[WHAT TO PRODUCE] Could you transcribe the stretch of entries from the line containing "list all visible" through the line containing "bug-manager-avatar-icon: [111, 83, 134, 109]", leaving the pictures out of your answer?

[STORED RECORDS]
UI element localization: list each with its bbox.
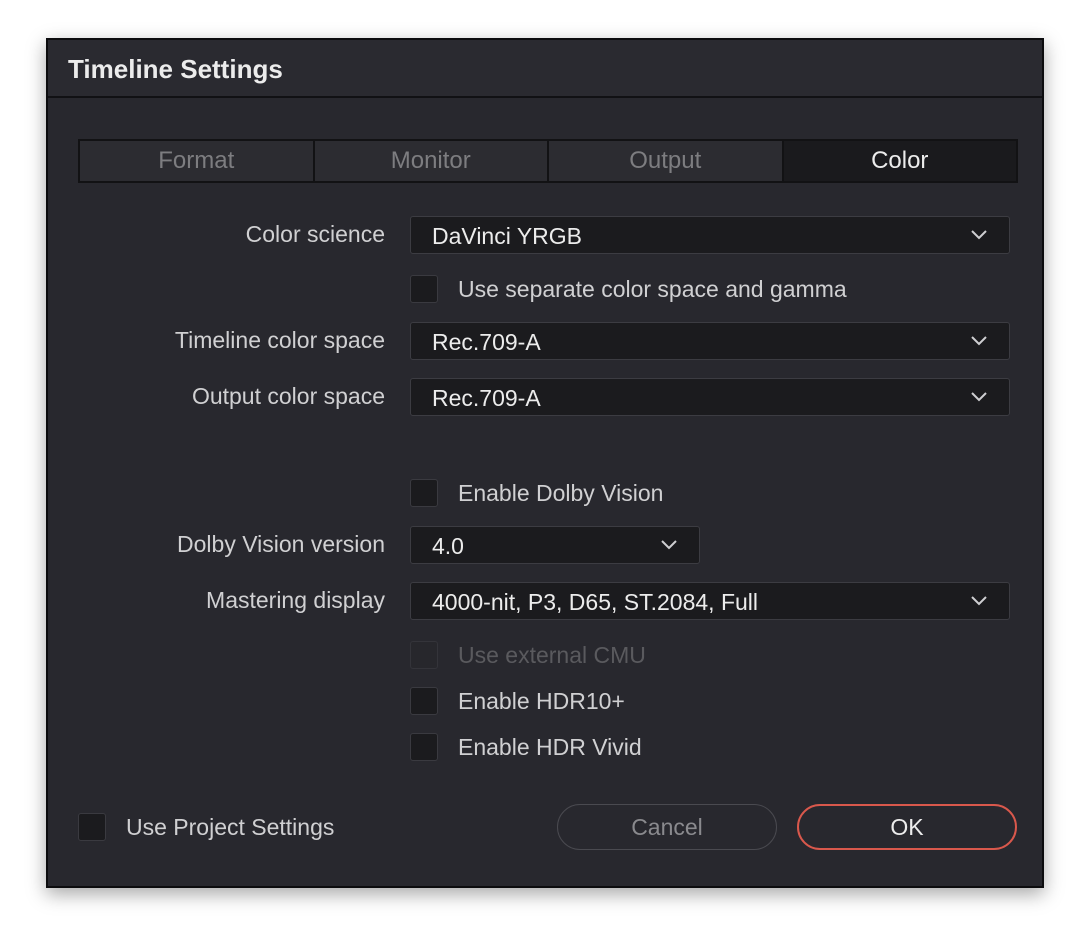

...

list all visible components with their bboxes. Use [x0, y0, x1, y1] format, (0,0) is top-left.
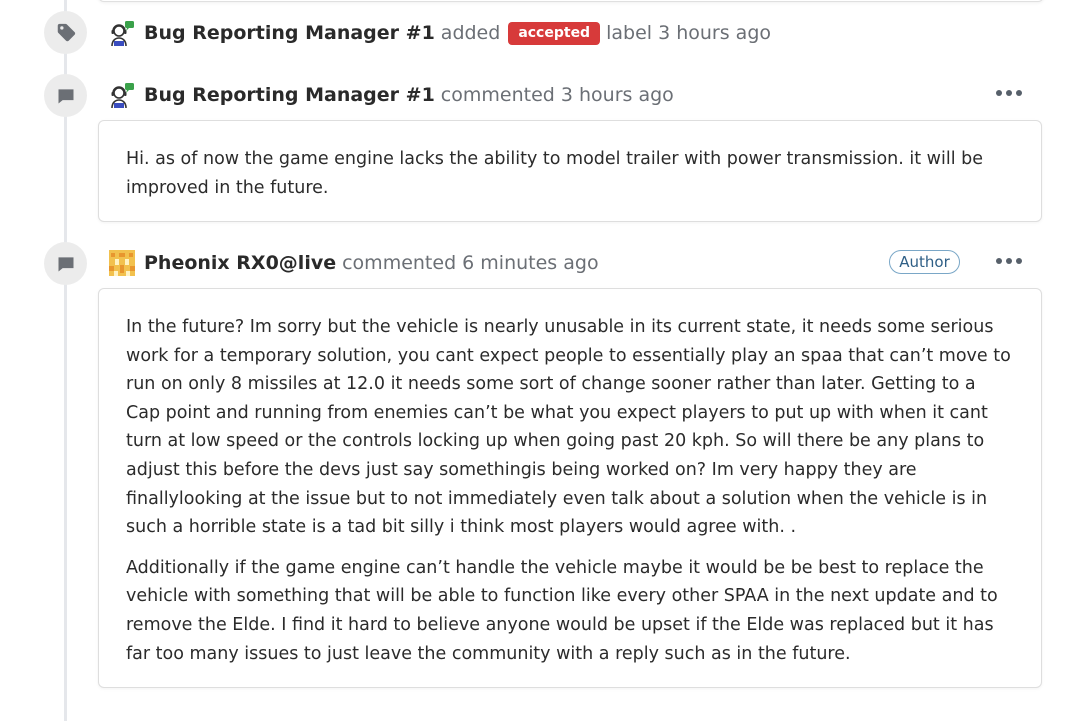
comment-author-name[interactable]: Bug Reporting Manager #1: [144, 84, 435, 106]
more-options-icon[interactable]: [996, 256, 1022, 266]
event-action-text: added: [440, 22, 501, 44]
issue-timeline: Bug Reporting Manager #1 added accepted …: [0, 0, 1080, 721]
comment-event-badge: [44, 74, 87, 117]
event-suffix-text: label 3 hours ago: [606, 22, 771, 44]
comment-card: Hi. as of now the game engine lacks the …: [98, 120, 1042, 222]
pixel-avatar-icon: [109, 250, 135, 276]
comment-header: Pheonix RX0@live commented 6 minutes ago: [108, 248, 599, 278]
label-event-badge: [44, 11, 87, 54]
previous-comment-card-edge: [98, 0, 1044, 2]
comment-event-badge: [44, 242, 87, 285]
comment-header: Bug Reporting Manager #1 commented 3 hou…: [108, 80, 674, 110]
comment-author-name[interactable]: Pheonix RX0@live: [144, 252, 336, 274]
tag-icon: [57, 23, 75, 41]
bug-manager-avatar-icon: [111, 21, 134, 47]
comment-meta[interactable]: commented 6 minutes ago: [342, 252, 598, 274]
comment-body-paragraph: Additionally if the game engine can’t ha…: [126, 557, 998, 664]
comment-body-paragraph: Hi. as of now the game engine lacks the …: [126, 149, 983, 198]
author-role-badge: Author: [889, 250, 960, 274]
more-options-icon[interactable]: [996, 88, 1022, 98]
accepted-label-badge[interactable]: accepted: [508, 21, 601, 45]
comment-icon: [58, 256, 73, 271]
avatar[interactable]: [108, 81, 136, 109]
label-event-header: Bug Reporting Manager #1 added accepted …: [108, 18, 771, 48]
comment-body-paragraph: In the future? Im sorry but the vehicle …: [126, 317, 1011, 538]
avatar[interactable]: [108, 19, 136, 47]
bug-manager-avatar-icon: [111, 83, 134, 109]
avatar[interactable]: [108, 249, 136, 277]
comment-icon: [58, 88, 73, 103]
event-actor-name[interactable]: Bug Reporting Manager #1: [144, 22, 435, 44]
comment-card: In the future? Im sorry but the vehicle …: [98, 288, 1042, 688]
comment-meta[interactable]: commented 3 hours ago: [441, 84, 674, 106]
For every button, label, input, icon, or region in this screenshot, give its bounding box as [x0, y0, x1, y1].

[CORRECT RESULT]
list all visible components with their bboxes. Use [x0, y0, x1, y1] format, (0,0) is top-left.
comment-author-name[interactable]: Bug Reporting Manager #1: [144, 84, 435, 106]
more-options-icon[interactable]: [996, 256, 1022, 266]
event-action-text: added: [440, 22, 501, 44]
issue-timeline: Bug Reporting Manager #1 added accepted …: [0, 0, 1080, 721]
comment-event-badge: [44, 74, 87, 117]
event-suffix-text: label 3 hours ago: [606, 22, 771, 44]
comment-card: Hi. as of now the game engine lacks the …: [98, 120, 1042, 222]
pixel-avatar-icon: [109, 250, 135, 276]
comment-header: Pheonix RX0@live commented 6 minutes ago: [108, 248, 599, 278]
label-event-badge: [44, 11, 87, 54]
previous-comment-card-edge: [98, 0, 1044, 2]
comment-event-badge: [44, 242, 87, 285]
comment-header: Bug Reporting Manager #1 commented 3 hou…: [108, 80, 674, 110]
comment-author-name[interactable]: Pheonix RX0@live: [144, 252, 336, 274]
tag-icon: [57, 23, 75, 41]
bug-manager-avatar-icon: [111, 21, 134, 47]
comment-meta[interactable]: commented 6 minutes ago: [342, 252, 598, 274]
comment-body-paragraph: Additionally if the game engine can’t ha…: [126, 557, 998, 664]
comment-body-paragraph: Hi. as of now the game engine lacks the …: [126, 149, 983, 198]
author-role-badge: Author: [889, 250, 960, 274]
more-options-icon[interactable]: [996, 88, 1022, 98]
accepted-label-badge[interactable]: accepted: [508, 21, 601, 45]
comment-icon: [58, 256, 73, 271]
avatar[interactable]: [108, 81, 136, 109]
label-event-header: Bug Reporting Manager #1 added accepted …: [108, 18, 771, 48]
comment-body-paragraph: In the future? Im sorry but the vehicle …: [126, 317, 1011, 538]
avatar[interactable]: [108, 19, 136, 47]
bug-manager-avatar-icon: [111, 83, 134, 109]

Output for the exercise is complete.